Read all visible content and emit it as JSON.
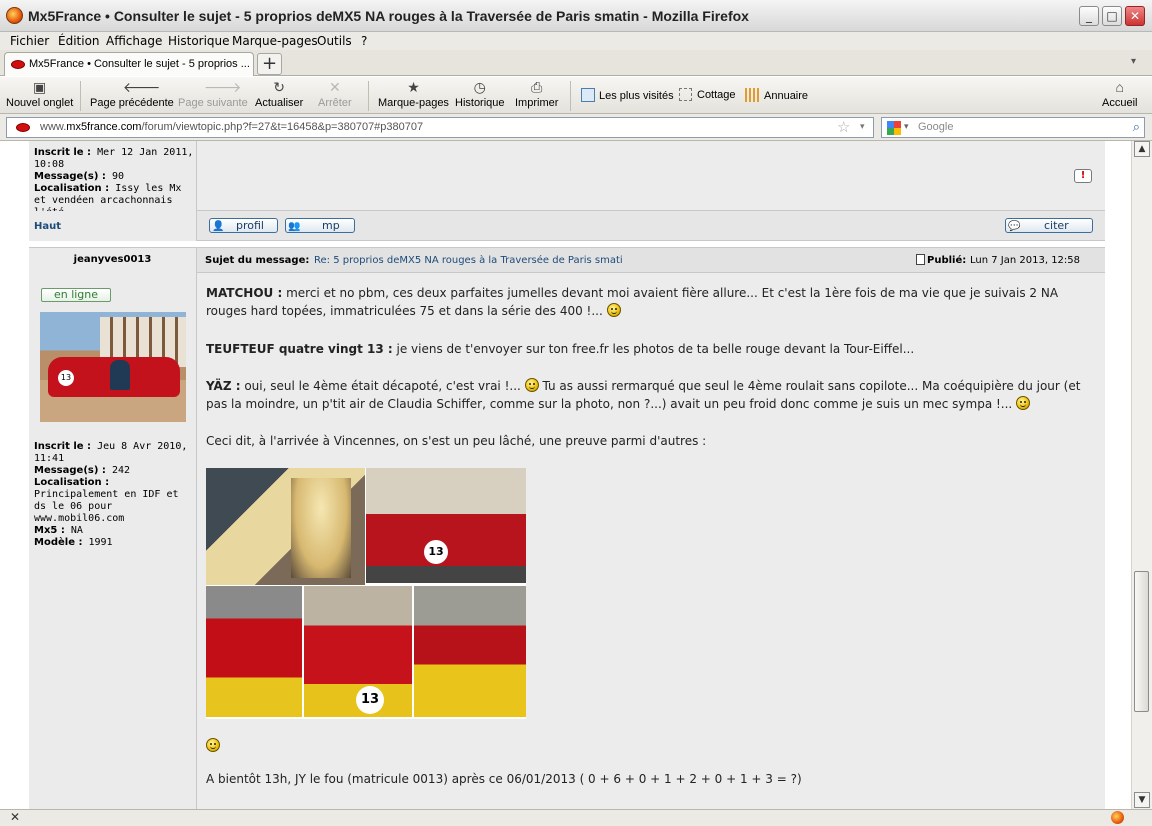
{
  "window": {
    "title": "Mx5France • Consulter le sujet - 5 proprios deMX5 NA rouges à la Traversée de Paris smatin - Mozilla Firefox",
    "controls": {
      "minimize": "_",
      "maximize": "□",
      "close": "✕"
    }
  },
  "menu": [
    "Fichier",
    "Édition",
    "Affichage",
    "Historique",
    "Marque-pages",
    "Outils",
    "?"
  ],
  "tabs": [
    {
      "label": "Mx5France • Consulter le sujet - 5 proprios ...",
      "close": "×"
    }
  ],
  "new_tab": "+",
  "toolbar": {
    "new_tab": "Nouvel onglet",
    "back": "Page précédente",
    "forward": "Page suivante",
    "reload": "Actualiser",
    "stop": "Arrêter",
    "bookmarks": "Marque-pages",
    "history": "Historique",
    "print": "Imprimer",
    "most_visited": "Les plus visités",
    "cottage": "Cottage",
    "annuaire": "Annuaire",
    "home": "Accueil"
  },
  "url": {
    "prefix": "www.",
    "domain": "mx5france.com",
    "path": "/forum/viewtopic.php?f=27&t=16458&p=380707#p380707"
  },
  "search": {
    "placeholder": "Google"
  },
  "prev_post": {
    "profile": {
      "inscrit_label": "Inscrit le :",
      "inscrit_value": "Mer 12 Jan 2011, 10:08",
      "messages_label": "Message(s) :",
      "messages_value": "90",
      "loc_label": "Localisation :",
      "loc_value": "Issy les Mx et vendéen arcachonnais l'été"
    },
    "haut": "Haut",
    "buttons": {
      "profil": "profil",
      "mp": "mp",
      "citer": "citer"
    }
  },
  "post": {
    "author": "jeanyves0013",
    "subject_label": "Sujet du message:",
    "subject": "Re: 5 proprios deMX5 NA rouges à la Traversée de Paris smati",
    "published_label": "Publié:",
    "published": "Lun 7 Jan 2013, 12:58",
    "online": "en ligne",
    "profile": {
      "inscrit_label": "Inscrit le :",
      "inscrit_value": "Jeu 8 Avr 2010, 11:41",
      "messages_label": "Message(s) :",
      "messages_value": "242",
      "loc_label": "Localisation :",
      "loc_value": "Principalement en IDF et ds le 06 pour www.mobil06.com",
      "mx5_label": "Mx5 :",
      "mx5_value": "NA",
      "modele_label": "Modèle :",
      "modele_value": "1991"
    },
    "paragraphs": {
      "p1_name": "MATCHOU :",
      "p1_text": " merci et no pbm, ces deux parfaites jumelles devant moi avaient fière allure... Et c'est la 1ère fois de ma vie que je suivais 2 NA rouges hard topées, immatriculées 75 et dans la série des 400 !...",
      "p2_name": "TEUFTEUF quatre vingt 13 :",
      "p2_text": " je viens de t'envoyer sur ton free.fr les photos de ta belle rouge devant la Tour-Eiffel...",
      "p3_name": "YÄZ :",
      "p3_text_a": " oui, seul le 4ème était décapoté, c'est vrai !...",
      "p3_text_b": " Tu as aussi rermarqué que seul le 4ème roulait sans copilote... Ma coéquipière du jour (et pas la moindre, un p'tit air de Claudia Schiffer, comme sur la photo, non ?...) avait un peu froid donc comme je suis un mec sympa !...",
      "p4": "Ceci dit, à l'arrivée à Vincennes, on s'est un peu lâché, une preuve parmi d'autres :",
      "p5": "A bientôt 13h, JY le fou (matricule 0013) après ce 06/01/2013 ( 0 + 6 + 0 + 1 + 2 + 0 + 1 + 3 = ?)"
    },
    "car_number": "13"
  },
  "colors": {
    "link": "#1d4b7a",
    "online": "#2e7d32",
    "accent": "#ececec"
  }
}
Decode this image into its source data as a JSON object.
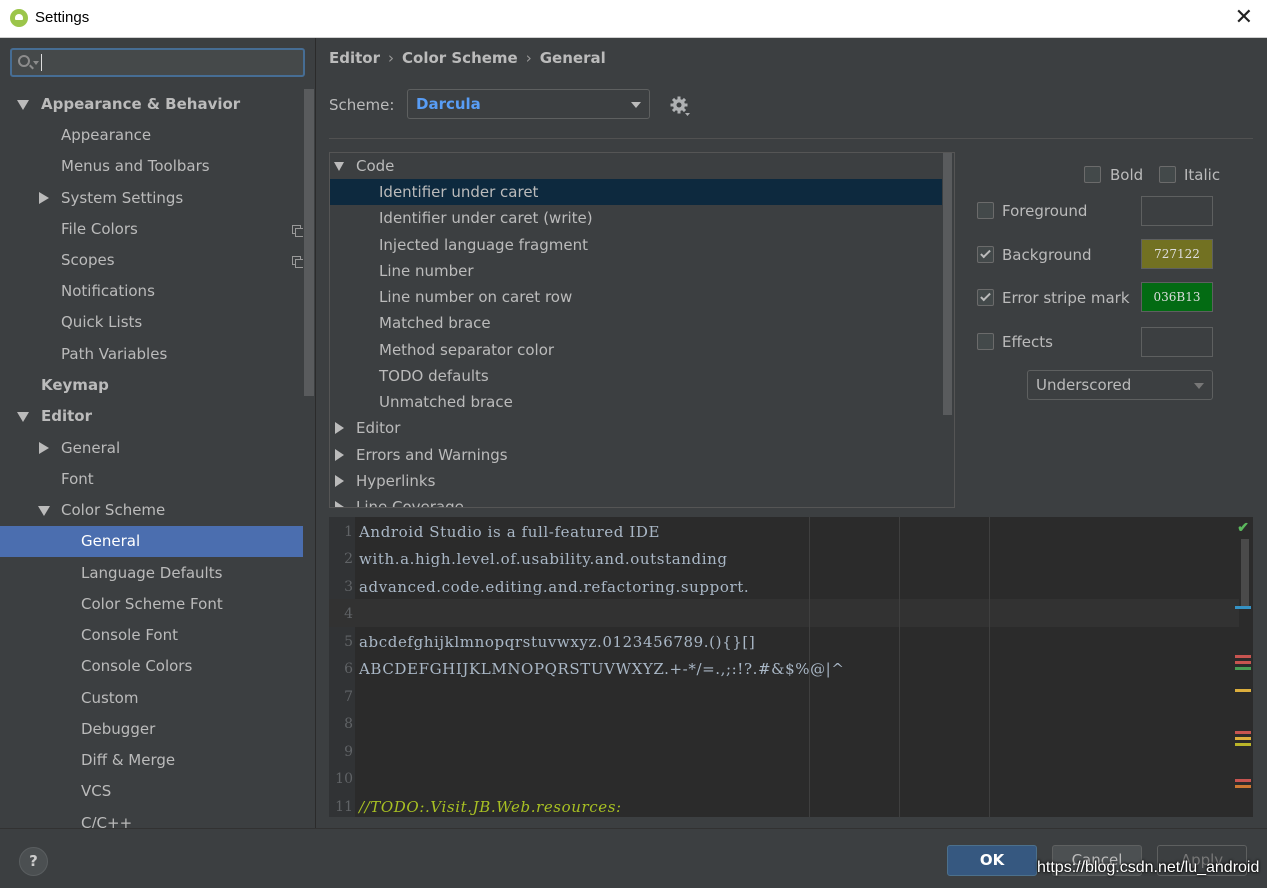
{
  "window": {
    "title": "Settings",
    "close_glyph": "✕"
  },
  "search": {
    "value": "",
    "placeholder": ""
  },
  "nav": {
    "items": [
      {
        "label": "Appearance & Behavior"
      },
      {
        "label": "Appearance"
      },
      {
        "label": "Menus and Toolbars"
      },
      {
        "label": "System Settings"
      },
      {
        "label": "File Colors"
      },
      {
        "label": "Scopes"
      },
      {
        "label": "Notifications"
      },
      {
        "label": "Quick Lists"
      },
      {
        "label": "Path Variables"
      },
      {
        "label": "Keymap"
      },
      {
        "label": "Editor"
      },
      {
        "label": "General"
      },
      {
        "label": "Font"
      },
      {
        "label": "Color Scheme"
      },
      {
        "label": "General"
      },
      {
        "label": "Language Defaults"
      },
      {
        "label": "Color Scheme Font"
      },
      {
        "label": "Console Font"
      },
      {
        "label": "Console Colors"
      },
      {
        "label": "Custom"
      },
      {
        "label": "Debugger"
      },
      {
        "label": "Diff & Merge"
      },
      {
        "label": "VCS"
      },
      {
        "label": "C/C++"
      }
    ]
  },
  "breadcrumb": {
    "items": [
      "Editor",
      "Color Scheme",
      "General"
    ],
    "separator": "›"
  },
  "scheme": {
    "label": "Scheme:",
    "value": "Darcula"
  },
  "tree": {
    "rows": [
      {
        "label": "Code"
      },
      {
        "label": "Identifier under caret"
      },
      {
        "label": "Identifier under caret (write)"
      },
      {
        "label": "Injected language fragment"
      },
      {
        "label": "Line number"
      },
      {
        "label": "Line number on caret row"
      },
      {
        "label": "Matched brace"
      },
      {
        "label": "Method separator color"
      },
      {
        "label": "TODO defaults"
      },
      {
        "label": "Unmatched brace"
      },
      {
        "label": "Editor"
      },
      {
        "label": "Errors and Warnings"
      },
      {
        "label": "Hyperlinks"
      },
      {
        "label": "Line Coverage"
      }
    ]
  },
  "attributes": {
    "bold": {
      "label": "Bold",
      "checked": false
    },
    "italic": {
      "label": "Italic",
      "checked": false
    },
    "foreground": {
      "label": "Foreground",
      "checked": false,
      "color": ""
    },
    "background": {
      "label": "Background",
      "checked": true,
      "color": "727122",
      "hex": "#727122"
    },
    "error_stripe": {
      "label": "Error stripe mark",
      "checked": true,
      "color": "036B13",
      "hex": "#036B13"
    },
    "effects": {
      "label": "Effects",
      "checked": false,
      "color": "",
      "style": "Underscored"
    }
  },
  "preview": {
    "line_numbers": [
      "1",
      "2",
      "3",
      "4",
      "5",
      "6",
      "7",
      "8",
      "9",
      "10",
      "11"
    ],
    "lines": [
      "Android Studio is a full-featured IDE",
      "with.a.high.level.of.usability.and.outstanding",
      "advanced.code.editing.and.refactoring.support.",
      "",
      "abcdefghijklmnopqrstuvwxyz.0123456789.(){}[]",
      "ABCDEFGHIJKLMNOPQRSTUVWXYZ.+-*/=.,;:!?.#&$%@|^",
      "",
      "",
      "",
      "",
      "//TODO:.Visit.JB.Web.resources:"
    ],
    "ok_mark": "✔",
    "stripe_colors": [
      "#c75450",
      "#c75450",
      "#499c54",
      "#dcae3d",
      "#c75450",
      "#dcae3d",
      "#bbb529",
      "#c75450",
      "#cc7832"
    ]
  },
  "footer": {
    "help": "?",
    "ok": "OK",
    "cancel": "Cancel",
    "apply": "Apply",
    "watermark": "https://blog.csdn.net/lu_android"
  },
  "colors": {
    "selection_nav": "#4b6eaf",
    "selection_tree": "#0d293e",
    "scheme_value": "#589df6",
    "todo": "#a8c023"
  }
}
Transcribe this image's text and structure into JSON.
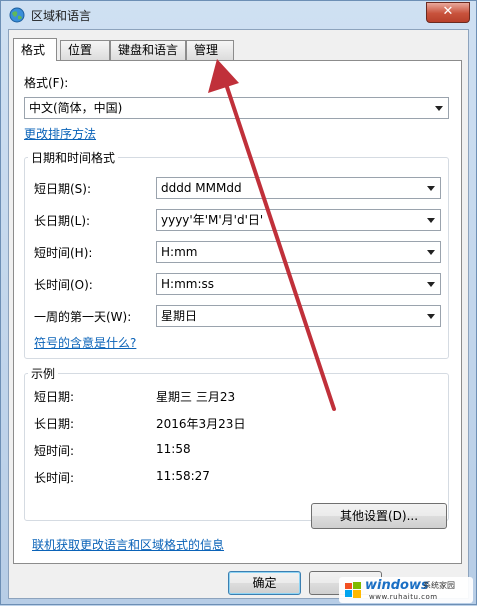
:::::
▶ [YOUR OBJECTIVE]:
Look above for every line with the word "caret" and copy it.

▶ [ANSWER]:
        "label": "Identifier under caret"
        "label": "Identifier under caret (write)"
        "label": "Line number on caret row"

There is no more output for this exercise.